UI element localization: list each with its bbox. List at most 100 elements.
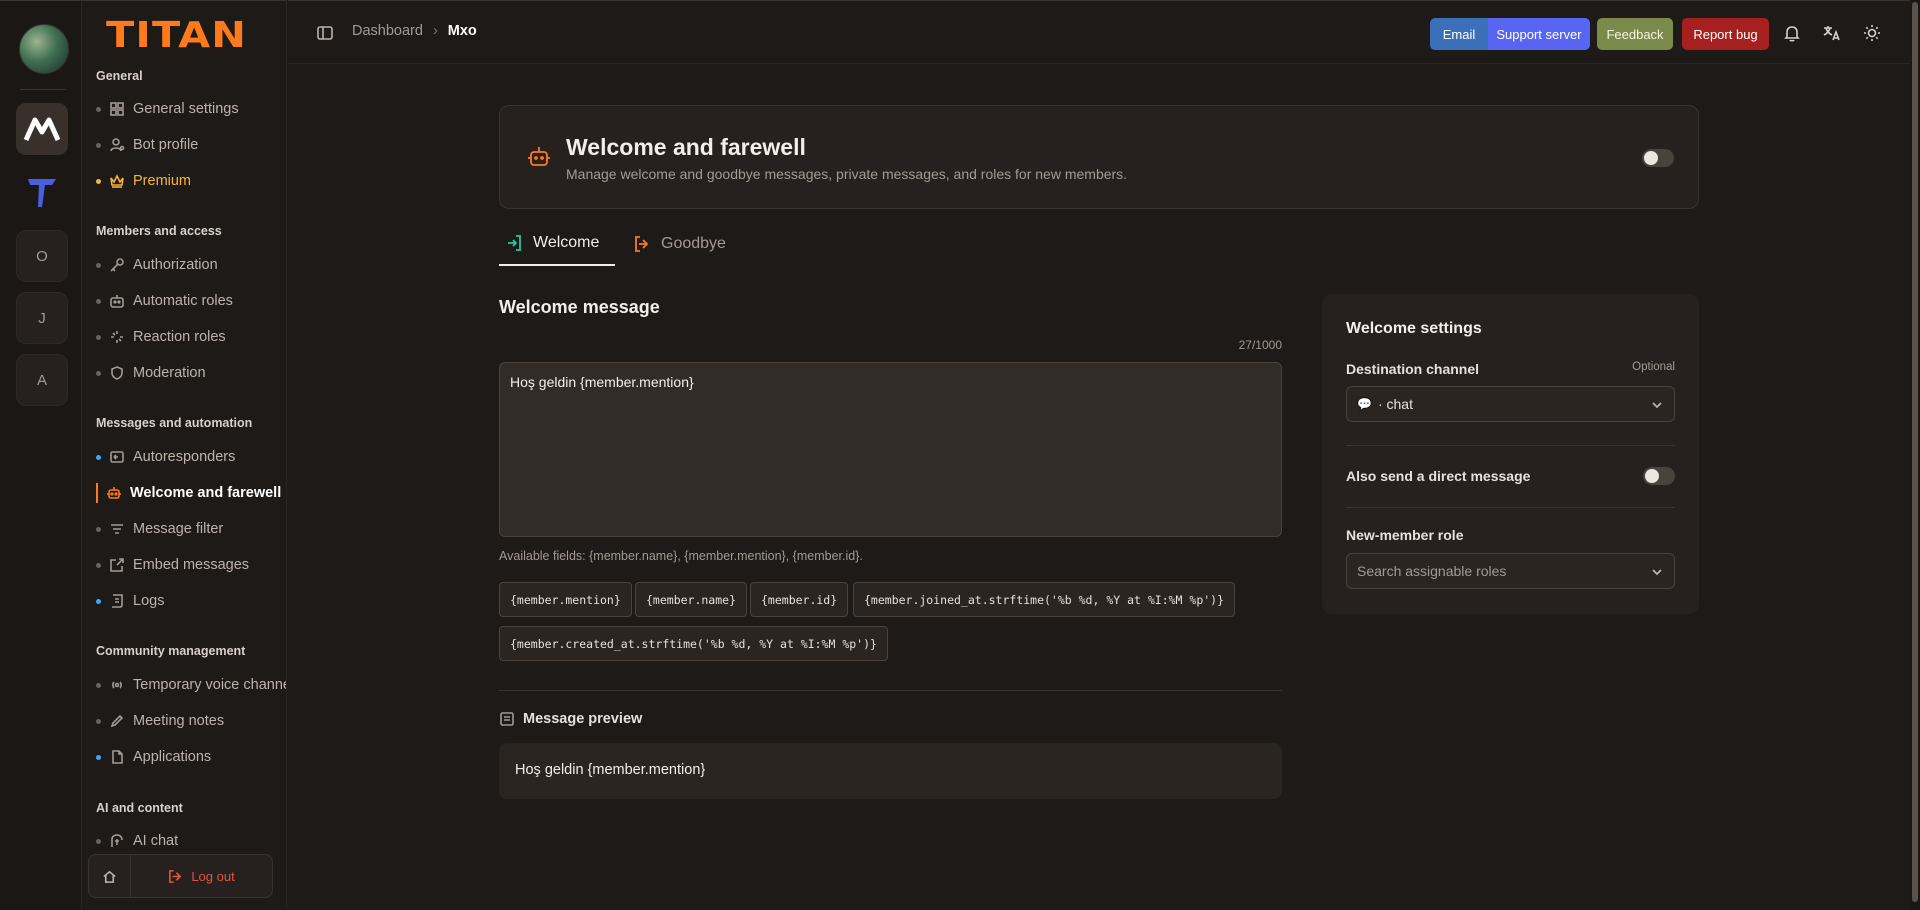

::::

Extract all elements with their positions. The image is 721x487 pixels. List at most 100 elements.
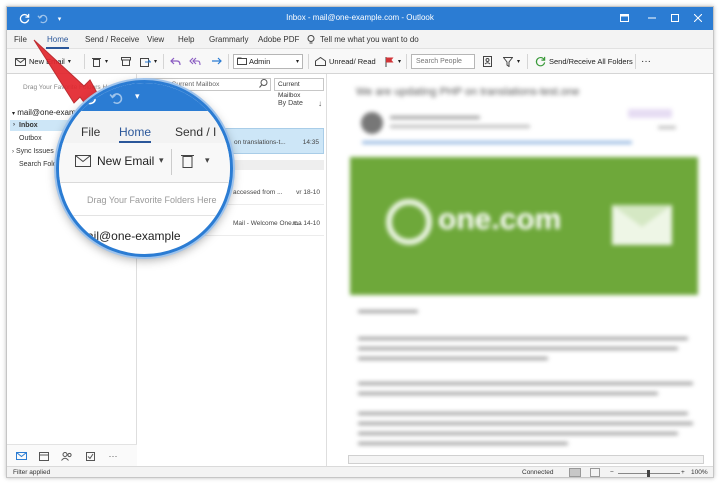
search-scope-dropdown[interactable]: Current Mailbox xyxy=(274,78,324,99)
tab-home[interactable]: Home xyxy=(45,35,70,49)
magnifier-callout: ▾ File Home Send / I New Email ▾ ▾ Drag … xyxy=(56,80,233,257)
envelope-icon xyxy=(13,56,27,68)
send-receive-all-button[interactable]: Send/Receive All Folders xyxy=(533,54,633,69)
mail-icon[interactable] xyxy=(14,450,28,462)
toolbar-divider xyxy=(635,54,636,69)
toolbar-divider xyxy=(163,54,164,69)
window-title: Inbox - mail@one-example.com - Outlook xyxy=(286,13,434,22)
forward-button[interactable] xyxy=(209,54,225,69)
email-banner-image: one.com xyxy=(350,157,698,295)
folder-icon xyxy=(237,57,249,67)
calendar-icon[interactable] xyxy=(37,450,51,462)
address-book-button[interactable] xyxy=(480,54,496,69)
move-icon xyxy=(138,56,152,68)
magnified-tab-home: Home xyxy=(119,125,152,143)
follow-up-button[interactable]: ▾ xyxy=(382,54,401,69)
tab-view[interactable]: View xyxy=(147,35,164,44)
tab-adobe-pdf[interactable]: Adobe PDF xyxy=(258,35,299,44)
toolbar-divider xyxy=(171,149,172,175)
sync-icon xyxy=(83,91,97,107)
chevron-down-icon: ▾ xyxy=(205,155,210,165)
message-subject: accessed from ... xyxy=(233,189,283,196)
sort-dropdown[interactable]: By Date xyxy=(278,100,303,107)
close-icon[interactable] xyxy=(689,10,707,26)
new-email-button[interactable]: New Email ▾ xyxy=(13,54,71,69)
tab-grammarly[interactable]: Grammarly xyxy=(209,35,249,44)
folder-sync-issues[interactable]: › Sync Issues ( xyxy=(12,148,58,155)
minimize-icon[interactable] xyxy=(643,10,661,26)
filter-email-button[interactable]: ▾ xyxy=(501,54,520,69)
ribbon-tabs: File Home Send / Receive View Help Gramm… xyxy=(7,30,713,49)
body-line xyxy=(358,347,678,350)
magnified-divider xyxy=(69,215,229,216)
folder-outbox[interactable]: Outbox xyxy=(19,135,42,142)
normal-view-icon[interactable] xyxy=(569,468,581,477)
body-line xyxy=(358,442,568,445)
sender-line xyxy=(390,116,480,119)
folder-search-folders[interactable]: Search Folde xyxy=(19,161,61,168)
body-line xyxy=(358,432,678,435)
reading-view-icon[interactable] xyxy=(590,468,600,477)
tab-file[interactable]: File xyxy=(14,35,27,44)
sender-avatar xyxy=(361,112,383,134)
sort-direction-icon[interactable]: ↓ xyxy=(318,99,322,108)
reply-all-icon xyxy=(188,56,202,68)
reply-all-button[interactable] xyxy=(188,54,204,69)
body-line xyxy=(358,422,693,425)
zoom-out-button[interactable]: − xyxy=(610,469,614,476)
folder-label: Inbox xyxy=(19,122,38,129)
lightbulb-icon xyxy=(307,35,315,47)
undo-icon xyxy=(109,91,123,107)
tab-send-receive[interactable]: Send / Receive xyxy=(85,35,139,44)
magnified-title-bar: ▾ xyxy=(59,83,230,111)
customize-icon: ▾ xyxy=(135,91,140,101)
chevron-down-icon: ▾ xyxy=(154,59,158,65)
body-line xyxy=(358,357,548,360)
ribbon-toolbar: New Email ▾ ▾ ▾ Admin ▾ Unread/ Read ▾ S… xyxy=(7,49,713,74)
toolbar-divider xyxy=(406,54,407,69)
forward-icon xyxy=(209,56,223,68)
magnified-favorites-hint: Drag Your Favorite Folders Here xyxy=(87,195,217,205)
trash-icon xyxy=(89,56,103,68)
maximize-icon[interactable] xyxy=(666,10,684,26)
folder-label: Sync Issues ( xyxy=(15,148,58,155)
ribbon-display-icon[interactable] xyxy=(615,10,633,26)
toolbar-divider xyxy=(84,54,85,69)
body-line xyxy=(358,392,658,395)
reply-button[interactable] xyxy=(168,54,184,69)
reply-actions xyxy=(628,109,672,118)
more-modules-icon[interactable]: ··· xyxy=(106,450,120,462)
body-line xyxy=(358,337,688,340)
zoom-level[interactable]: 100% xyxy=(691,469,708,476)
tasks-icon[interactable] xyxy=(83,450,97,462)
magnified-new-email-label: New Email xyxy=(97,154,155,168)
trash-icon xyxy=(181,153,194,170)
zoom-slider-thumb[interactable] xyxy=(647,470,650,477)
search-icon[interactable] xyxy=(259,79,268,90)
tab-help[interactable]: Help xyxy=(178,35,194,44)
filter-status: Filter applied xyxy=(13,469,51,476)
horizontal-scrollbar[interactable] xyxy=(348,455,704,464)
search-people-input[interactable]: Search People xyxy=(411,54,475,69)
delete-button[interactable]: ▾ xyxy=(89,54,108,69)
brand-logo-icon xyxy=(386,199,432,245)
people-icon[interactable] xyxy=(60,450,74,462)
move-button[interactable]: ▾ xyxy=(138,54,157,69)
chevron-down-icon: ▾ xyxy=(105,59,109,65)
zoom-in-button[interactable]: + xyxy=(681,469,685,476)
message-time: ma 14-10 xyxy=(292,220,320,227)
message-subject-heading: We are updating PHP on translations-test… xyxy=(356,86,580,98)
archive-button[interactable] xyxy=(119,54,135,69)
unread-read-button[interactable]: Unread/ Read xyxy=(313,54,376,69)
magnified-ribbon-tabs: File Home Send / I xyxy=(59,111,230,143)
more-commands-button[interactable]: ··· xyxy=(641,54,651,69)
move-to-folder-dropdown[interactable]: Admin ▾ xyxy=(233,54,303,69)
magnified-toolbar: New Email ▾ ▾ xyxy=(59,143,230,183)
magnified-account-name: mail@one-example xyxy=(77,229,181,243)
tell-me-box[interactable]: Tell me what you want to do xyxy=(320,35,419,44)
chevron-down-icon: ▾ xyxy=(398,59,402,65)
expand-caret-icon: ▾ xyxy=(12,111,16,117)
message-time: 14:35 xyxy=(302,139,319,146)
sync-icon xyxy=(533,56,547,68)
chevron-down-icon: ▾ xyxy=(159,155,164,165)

::::

#### What needs to be done
Count how many lines of the material contain the word "ribbon", treating uppercase and lowercase as different. Give only the number.

#### Result
4